- _TASK DESCRIPTION_
What follows is a set of records, each of which is to be written out exactly.

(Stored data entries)
** begin **
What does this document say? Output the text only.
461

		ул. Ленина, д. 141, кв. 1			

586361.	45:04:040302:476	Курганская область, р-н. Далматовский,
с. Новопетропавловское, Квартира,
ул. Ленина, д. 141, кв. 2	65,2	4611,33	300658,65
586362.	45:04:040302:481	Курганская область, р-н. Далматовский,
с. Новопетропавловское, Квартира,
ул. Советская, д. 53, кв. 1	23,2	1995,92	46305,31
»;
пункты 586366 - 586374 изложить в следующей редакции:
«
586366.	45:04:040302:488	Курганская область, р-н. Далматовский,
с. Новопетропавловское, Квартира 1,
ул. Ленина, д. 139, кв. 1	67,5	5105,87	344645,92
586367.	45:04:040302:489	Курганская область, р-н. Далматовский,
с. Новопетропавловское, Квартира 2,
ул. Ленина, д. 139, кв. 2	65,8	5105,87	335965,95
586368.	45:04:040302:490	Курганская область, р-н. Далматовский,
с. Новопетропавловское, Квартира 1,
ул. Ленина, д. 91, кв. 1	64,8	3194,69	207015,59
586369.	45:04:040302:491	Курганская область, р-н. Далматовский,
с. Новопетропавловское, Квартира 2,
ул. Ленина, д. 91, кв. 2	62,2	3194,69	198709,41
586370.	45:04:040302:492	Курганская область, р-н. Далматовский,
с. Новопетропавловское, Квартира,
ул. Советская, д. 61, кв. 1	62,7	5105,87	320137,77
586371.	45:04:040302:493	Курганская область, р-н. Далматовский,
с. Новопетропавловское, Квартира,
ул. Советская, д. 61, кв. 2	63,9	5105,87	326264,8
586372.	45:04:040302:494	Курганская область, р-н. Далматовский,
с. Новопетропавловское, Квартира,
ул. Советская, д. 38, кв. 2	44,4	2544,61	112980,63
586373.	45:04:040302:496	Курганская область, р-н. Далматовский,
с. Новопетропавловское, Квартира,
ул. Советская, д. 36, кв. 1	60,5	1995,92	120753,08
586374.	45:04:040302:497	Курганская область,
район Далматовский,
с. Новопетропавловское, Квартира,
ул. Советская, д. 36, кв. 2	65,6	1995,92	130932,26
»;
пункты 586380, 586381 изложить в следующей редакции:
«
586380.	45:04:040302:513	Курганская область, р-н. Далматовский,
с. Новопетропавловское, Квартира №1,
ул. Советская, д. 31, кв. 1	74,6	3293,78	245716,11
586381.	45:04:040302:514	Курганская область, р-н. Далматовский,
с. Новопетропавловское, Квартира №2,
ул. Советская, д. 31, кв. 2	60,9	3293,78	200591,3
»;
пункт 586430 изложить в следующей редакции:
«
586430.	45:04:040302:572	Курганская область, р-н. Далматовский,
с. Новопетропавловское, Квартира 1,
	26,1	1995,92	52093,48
** end **
- _ANSWER TO THIS TASK_
What does this document say? Output the text only.
461

		ул. Ленина, д. 141, кв. 1			

586361.	45:04:040302:476	Курганская область, р-н. Далматовский,
с. Новопетропавловское, Квартира,
ул. Ленина, д. 141, кв. 2	65,2	4611,33	300658,65
586362.	45:04:040302:481	Курганская область, р-н. Далматовский,
с. Новопетропавловское, Квартира,
ул. Советская, д. 53, кв. 1	23,2	1995,92	46305,31
»;
пункты 586366 - 586374 изложить в следующей редакции:
«
586366.	45:04:040302:488	Курганская область, р-н. Далматовский,
с. Новопетропавловское, Квартира 1,
ул. Ленина, д. 139, кв. 1	67,5	5105,87	344645,92
586367.	45:04:040302:489	Курганская область, р-н. Далматовский,
с. Новопетропавловское, Квартира 2,
ул. Ленина, д. 139, кв. 2	65,8	5105,87	335965,95
586368.	45:04:040302:490	Курганская область, р-н. Далматовский,
с. Новопетропавловское, Квартира 1,
ул. Ленина, д. 91, кв. 1	64,8	3194,69	207015,59
586369.	45:04:040302:491	Курганская область, р-н. Далматовский,
с. Новопетропавловское, Квартира 2,
ул. Ленина, д. 91, кв. 2	62,2	3194,69	198709,41
586370.	45:04:040302:492	Курганская область, р-н. Далматовский,
с. Новопетропавловское, Квартира,
ул. Советская, д. 61, кв. 1	62,7	5105,87	320137,77
586371.	45:04:040302:493	Курганская область, р-н. Далматовский,
с. Новопетропавловское, Квартира,
ул. Советская, д. 61, кв. 2	63,9	5105,87	326264,8
586372.	45:04:040302:494	Курганская область, р-н. Далматовский,
с. Новопетропавловское, Квартира,
ул. Советская, д. 38, кв. 2	44,4	2544,61	112980,63
586373.	45:04:040302:496	Курганская область, р-н. Далматовский,
с. Новопетропавловское, Квартира,
ул. Советская, д. 36, кв. 1	60,5	1995,92	120753,08
586374.	45:04:040302:497	Курганская область,
район Далматовский,
с. Новопетропавловское, Квартира,
ул. Советская, д. 36, кв. 2	65,6	1995,92	130932,26
»;
пункты 586380, 586381 изложить в следующей редакции:
«
586380.	45:04:040302:513	Курганская область, р-н. Далматовский,
с. Новопетропавловское, Квартира №1,
ул. Советская, д. 31, кв. 1	74,6	3293,78	245716,11
586381.	45:04:040302:514	Курганская область, р-н. Далматовский,
с. Новопетропавловское, Квартира №2,
ул. Советская, д. 31, кв. 2	60,9	3293,78	200591,3
»;
пункт 586430 изложить в следующей редакции:
«
586430.	45:04:040302:572	Курганская область, р-н. Далматовский,
с. Новопетропавловское, Квартира 1,
	26,1	1995,92	52093,48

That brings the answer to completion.